#### TEXTAUSZUG ZUM LESEN:
= = = =

Dies stellt für unsere Branche eine große Herausforderung dar, da wir den Wert von Drohnen nicht nur einigen wenigen, sondern der gesamten Gesellschaft demonstrieren müssen und gleichzeitig die Nachteile wie Lärm- und visuelle Verschmutzung minimieren müssen. Beispielsweise sind sich viele Menschen nicht bewusst, wie Drohnen von Einsatzkräften, wie Feuerwehr und Polizei, zur Unterstützung bei Brandbekämpfung, Kriminalprävention, Such- und Rettungseinsätzen sowie zur Wartung von Infrastrukturen eingesetzt werden, um nur einige zu nennen. Es liegt an uns in der Branche und den Nutzern dieser Technologie, die Öffentlichkeit über diese Vorteile aufzuklären und das negative Bild, das Menschen über Drohnen haben, zu ändern.

= = = =

#### ARBEITSANWEISUNGEN:
A - Welche Nachteile von Drohnen sollen laut dem Text über Drohnen minimiert werden?
B - Führe den Text über Drohnen im Anschluss an seinen letzten Satz fort.

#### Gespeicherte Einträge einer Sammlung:
= = = =

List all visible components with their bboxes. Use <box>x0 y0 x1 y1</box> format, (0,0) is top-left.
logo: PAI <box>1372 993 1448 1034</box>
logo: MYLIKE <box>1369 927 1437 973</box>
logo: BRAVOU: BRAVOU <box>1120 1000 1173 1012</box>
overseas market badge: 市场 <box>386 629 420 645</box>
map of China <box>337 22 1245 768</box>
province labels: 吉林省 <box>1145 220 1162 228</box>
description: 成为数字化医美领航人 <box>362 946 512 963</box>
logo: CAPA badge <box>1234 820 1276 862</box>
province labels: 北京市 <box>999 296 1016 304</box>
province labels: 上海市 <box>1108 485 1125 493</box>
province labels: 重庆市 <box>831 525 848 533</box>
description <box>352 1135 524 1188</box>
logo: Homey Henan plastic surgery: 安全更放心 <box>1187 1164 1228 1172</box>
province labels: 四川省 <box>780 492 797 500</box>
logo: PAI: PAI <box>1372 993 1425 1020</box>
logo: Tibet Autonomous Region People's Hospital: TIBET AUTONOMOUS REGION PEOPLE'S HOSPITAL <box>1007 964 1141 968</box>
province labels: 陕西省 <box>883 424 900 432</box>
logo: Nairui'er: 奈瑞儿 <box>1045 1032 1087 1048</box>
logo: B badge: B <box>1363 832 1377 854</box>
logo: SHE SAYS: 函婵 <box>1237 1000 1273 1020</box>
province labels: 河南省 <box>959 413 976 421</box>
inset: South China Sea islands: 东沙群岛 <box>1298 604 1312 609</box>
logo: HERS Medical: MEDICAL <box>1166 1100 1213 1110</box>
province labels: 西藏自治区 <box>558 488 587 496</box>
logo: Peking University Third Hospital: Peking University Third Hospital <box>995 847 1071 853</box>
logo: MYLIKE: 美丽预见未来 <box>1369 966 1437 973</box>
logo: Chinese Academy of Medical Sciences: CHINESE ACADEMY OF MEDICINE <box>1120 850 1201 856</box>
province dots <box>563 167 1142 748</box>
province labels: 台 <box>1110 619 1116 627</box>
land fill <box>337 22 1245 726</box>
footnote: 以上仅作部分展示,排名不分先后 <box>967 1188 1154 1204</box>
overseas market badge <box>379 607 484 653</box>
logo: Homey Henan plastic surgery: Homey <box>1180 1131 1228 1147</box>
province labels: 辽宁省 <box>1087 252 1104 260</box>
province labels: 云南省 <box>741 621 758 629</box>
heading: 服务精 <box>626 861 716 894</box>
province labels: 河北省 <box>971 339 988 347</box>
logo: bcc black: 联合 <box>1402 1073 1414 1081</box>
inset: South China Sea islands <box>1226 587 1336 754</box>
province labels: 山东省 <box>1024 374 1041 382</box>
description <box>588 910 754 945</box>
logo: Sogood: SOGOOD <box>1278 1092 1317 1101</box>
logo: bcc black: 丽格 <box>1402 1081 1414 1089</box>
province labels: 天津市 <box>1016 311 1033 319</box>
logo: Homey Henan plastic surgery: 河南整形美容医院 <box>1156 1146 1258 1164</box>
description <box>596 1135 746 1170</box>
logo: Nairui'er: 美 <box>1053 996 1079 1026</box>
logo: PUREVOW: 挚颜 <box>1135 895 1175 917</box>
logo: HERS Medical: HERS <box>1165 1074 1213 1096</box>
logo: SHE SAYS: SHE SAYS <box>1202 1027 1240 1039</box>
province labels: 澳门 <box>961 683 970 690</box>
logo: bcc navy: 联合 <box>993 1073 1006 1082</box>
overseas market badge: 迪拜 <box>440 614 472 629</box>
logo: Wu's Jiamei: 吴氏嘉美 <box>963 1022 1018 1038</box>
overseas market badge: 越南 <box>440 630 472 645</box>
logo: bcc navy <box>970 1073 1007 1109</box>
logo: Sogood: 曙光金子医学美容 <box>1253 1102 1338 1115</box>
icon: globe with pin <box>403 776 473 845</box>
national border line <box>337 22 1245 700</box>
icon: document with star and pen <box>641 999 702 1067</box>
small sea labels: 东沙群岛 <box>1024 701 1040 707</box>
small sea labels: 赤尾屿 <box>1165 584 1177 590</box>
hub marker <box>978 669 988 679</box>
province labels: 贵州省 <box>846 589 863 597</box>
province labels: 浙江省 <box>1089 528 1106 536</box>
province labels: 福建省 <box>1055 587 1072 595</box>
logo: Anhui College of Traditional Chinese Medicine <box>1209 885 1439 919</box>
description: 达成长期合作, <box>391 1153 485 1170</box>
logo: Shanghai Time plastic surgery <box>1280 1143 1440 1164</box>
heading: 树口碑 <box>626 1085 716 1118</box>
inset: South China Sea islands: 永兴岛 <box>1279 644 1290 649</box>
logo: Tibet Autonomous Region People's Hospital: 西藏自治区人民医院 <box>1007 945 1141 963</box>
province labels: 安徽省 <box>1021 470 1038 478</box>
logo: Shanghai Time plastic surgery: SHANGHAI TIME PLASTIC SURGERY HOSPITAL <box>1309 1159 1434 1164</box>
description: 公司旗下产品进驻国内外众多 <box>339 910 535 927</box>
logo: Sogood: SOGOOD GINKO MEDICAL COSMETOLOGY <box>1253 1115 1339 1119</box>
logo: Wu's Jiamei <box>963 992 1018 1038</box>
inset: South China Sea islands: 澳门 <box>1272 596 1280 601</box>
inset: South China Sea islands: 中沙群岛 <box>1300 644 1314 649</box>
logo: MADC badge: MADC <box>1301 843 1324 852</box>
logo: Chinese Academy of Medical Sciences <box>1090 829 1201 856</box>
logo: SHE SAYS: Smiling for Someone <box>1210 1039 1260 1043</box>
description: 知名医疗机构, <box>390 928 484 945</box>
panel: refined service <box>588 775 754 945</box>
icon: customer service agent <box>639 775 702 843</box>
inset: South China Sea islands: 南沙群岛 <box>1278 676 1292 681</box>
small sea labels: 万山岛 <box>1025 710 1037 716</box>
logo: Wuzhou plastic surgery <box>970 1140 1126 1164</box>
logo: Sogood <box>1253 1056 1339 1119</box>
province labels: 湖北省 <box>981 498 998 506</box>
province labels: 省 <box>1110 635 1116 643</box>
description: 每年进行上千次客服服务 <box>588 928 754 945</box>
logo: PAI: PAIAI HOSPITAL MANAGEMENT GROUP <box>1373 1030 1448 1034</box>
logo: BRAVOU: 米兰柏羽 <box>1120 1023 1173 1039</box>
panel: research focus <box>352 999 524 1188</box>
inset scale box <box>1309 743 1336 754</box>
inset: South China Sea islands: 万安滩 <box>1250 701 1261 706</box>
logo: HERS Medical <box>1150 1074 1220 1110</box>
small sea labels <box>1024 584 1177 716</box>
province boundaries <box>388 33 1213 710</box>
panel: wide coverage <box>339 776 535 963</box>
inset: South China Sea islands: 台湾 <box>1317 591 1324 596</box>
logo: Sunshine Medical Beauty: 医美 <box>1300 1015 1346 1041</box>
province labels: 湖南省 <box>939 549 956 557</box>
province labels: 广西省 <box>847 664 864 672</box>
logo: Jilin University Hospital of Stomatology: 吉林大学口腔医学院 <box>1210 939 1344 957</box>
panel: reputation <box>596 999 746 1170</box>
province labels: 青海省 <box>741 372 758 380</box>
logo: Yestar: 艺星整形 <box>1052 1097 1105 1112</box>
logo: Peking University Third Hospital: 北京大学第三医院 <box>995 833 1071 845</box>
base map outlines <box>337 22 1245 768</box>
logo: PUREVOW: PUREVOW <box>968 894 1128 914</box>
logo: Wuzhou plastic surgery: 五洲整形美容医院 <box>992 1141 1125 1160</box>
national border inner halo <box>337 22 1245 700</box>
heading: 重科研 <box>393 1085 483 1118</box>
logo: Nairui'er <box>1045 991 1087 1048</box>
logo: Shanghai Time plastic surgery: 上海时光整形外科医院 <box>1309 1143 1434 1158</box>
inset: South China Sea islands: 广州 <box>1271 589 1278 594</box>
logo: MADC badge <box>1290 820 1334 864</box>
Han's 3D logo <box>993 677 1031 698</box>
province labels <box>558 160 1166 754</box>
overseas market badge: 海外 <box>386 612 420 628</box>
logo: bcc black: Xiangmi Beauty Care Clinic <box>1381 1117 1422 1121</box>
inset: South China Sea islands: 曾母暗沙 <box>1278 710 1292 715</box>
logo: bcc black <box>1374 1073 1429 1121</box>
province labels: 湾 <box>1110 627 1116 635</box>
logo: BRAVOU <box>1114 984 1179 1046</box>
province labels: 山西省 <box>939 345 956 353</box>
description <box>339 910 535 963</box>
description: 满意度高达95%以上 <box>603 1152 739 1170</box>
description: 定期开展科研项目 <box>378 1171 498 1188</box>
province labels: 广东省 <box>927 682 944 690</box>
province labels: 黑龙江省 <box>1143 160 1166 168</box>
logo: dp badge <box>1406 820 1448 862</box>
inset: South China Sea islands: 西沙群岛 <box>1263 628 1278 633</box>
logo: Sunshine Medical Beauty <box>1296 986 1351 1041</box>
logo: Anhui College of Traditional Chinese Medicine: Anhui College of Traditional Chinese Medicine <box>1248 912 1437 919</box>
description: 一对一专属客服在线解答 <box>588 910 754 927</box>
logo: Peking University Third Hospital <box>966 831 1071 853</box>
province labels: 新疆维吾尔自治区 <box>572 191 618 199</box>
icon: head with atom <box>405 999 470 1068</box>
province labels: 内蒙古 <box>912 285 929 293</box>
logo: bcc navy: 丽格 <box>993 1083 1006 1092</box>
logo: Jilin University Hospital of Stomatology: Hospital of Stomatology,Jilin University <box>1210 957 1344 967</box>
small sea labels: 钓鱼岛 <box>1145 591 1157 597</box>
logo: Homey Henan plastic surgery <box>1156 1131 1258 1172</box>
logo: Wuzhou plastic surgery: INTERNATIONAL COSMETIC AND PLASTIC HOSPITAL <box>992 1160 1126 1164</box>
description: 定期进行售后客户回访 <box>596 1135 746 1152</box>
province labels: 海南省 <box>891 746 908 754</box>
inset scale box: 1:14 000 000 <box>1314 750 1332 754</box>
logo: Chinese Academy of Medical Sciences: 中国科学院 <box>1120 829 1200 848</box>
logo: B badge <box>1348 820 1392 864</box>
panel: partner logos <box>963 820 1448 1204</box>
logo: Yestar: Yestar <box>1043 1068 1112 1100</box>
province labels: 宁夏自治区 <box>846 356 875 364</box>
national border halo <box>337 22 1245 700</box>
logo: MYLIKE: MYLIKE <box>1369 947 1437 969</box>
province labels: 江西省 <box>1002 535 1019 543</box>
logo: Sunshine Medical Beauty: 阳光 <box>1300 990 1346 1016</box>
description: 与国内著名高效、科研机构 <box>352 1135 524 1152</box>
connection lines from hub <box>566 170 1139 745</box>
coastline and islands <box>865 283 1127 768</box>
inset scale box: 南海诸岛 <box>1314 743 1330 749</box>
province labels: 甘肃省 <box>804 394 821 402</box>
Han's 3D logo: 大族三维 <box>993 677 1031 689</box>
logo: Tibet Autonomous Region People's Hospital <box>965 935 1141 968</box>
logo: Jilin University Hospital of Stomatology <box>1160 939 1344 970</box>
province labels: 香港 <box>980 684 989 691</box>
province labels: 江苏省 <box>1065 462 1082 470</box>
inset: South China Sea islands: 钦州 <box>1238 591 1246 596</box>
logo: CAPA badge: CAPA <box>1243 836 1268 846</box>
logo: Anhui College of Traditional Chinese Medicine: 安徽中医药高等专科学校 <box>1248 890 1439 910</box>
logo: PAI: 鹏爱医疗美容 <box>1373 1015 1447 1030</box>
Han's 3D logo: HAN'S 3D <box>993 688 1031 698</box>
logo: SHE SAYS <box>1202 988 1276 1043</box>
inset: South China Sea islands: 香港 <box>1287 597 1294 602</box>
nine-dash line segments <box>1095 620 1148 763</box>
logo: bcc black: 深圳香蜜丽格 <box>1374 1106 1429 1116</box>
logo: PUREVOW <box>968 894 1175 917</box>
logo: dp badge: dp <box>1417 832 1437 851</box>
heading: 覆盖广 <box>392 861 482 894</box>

= = = =

#### LÖSUNGEN:
A - Lärm- und visuelle Verschmutzung.

B -
Allerdings reicht es nicht aus, nur den Wert von Drohnen aufzuzeigen. Wir müssen auch überlegen, wie wir Drohnen in unsere Gesellschaft auf eine Weise integrieren können, die soziale und wirtschaftliche Vorteile in Einklang bringt. Dies könnte beinhalten, Drohnen auf bestimmte Gebiete oder Routen innerhalb von Städten zu beschränken, die Anzahl der erlaubten Drohnen zu begrenzen oder technische Anforderungen wie Dezibel-Grenzen festzulegen. Wie bei der bemannten Luftfahrt wird dies eine Kombination von technologischen Fortschritten und der Entwicklung der richtigen Verfahren erfordern.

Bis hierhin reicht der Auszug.